> [Objectif indiqué] Modifie le texte sur la laïcité de "La question primordiale" à "et des autres." en remplaçant "clerc" par "prêtre".

> [Texte fourni]
+---+
Le 9 décembre est la date anniversaire de la promulgation de la loi de 1905 concernant la séparation de l’Église et de l’État , texte considéré comme fondateur de la laïcité. La laïcité constitue le cadre qui rend possible la manifestation de la diversité sans morcellement communautariste de l’espace civique.
La question primordiale est la suivante : quel type d’union, pour des êtres dont les convictions spirituelles sont diverses ? L’unité du laos, selon l’étymologie grecque est celle d’une population dont nul individu ne se distingue des autres par des droits ou des pouvoirs particuliers. Le simple laïc est l’homme du peuple, croyant ou non, distinct du clerc, qui quant à lui est dépositaire d’une fonction repérable dans l’administration du sacré.
Le principe laïque d’union du peuple traduit l’indifférenciation des simples laïcs : liberté de conscience, égalité de tous, indivisibilité d’un corps politique fondé sur l’identité universelle des droits détenus par chacun. Un tel principe n’est donc nullement contradictoire avec la foi religieuse, puisqu’il construit l’ordre politique en faisant abstraction des positions spirituelles des uns et des autres.
+---+
Éléments de données

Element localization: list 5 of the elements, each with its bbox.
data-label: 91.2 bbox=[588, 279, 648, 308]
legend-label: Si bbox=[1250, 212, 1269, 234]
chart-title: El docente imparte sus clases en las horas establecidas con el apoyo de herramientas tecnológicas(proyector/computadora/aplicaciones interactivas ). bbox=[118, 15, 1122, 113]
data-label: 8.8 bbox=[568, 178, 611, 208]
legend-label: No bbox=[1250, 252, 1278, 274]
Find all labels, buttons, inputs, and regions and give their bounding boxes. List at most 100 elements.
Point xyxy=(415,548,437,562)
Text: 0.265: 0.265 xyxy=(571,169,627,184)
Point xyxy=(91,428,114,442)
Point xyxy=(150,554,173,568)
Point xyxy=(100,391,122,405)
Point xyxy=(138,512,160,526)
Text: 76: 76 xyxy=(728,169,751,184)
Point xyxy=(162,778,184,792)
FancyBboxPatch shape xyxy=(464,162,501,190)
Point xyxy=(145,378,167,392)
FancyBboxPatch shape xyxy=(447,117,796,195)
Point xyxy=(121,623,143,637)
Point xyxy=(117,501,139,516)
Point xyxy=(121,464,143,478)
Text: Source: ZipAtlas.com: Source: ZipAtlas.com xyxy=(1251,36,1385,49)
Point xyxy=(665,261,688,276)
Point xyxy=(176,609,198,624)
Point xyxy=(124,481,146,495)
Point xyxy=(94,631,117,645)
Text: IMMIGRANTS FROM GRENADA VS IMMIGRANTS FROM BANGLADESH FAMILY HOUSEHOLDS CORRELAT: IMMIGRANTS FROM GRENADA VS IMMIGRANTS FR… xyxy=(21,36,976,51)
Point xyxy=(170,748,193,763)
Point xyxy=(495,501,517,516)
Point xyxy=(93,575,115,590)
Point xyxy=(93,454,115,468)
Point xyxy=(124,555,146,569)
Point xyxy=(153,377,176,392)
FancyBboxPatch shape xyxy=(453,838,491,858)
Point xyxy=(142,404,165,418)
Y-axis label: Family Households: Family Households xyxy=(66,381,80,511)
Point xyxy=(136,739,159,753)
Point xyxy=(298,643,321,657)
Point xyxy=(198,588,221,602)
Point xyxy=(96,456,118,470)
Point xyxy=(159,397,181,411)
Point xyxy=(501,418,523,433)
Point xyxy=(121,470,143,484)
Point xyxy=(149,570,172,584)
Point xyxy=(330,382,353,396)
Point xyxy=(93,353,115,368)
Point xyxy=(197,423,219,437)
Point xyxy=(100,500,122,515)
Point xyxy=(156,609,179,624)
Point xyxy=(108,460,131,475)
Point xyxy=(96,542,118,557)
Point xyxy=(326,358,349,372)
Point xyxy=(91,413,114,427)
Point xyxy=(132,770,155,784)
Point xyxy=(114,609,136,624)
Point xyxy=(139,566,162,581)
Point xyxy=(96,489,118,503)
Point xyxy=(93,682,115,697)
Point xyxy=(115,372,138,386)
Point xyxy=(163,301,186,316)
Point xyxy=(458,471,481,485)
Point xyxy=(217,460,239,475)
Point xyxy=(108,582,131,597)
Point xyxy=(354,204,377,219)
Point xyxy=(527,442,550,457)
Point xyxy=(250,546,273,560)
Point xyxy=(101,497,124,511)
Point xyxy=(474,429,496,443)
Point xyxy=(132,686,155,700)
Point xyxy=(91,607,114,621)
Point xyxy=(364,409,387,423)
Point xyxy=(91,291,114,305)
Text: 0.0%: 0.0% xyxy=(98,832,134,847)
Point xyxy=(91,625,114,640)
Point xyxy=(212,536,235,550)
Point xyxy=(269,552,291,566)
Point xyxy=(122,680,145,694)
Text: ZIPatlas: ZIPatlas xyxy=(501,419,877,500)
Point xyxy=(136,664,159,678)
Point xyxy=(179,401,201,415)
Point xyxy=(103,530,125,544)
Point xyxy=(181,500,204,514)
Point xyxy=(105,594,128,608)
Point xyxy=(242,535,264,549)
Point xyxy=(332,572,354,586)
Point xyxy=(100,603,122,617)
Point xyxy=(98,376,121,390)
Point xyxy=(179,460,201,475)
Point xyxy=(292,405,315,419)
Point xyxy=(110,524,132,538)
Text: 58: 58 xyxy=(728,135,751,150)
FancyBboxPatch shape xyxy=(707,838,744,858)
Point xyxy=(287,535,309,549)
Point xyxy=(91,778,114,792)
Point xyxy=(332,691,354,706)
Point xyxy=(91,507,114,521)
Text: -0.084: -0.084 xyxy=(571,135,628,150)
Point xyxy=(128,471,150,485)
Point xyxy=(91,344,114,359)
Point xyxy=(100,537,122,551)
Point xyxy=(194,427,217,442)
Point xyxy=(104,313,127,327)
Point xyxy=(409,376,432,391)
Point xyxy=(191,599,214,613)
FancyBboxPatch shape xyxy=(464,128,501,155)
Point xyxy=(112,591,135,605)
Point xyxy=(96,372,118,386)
+---+
> [Réponse]
La question primordiale est la suivante : quel type d’union, pour des êtres dont les convictions spirituelles sont diverses ? L’unité du laos, selon l’étymologie grecque est celle d’une population dont nul individu ne se distingue des autres par des droits ou des pouvoirs particuliers. Le simple laïc est l’homme du peuple, croyant ou non, distinct du prêtre, qui quant à lui est dépositaire d’une fonction repérable dans l’administration du sacré.
Le principe laïque d’union du peuple traduit l’indifférenciation des simples laïcs : liberté de conscience, égalité de tous, indivisibilité d’un corps politique fondé sur l’identité universelle des droits détenus par chacun. Un tel principe n’est donc nullement contradictoire avec la foi religieuse, puisqu’il construit l’ordre politique en faisant abstraction des positions spirituelles des uns et des autres.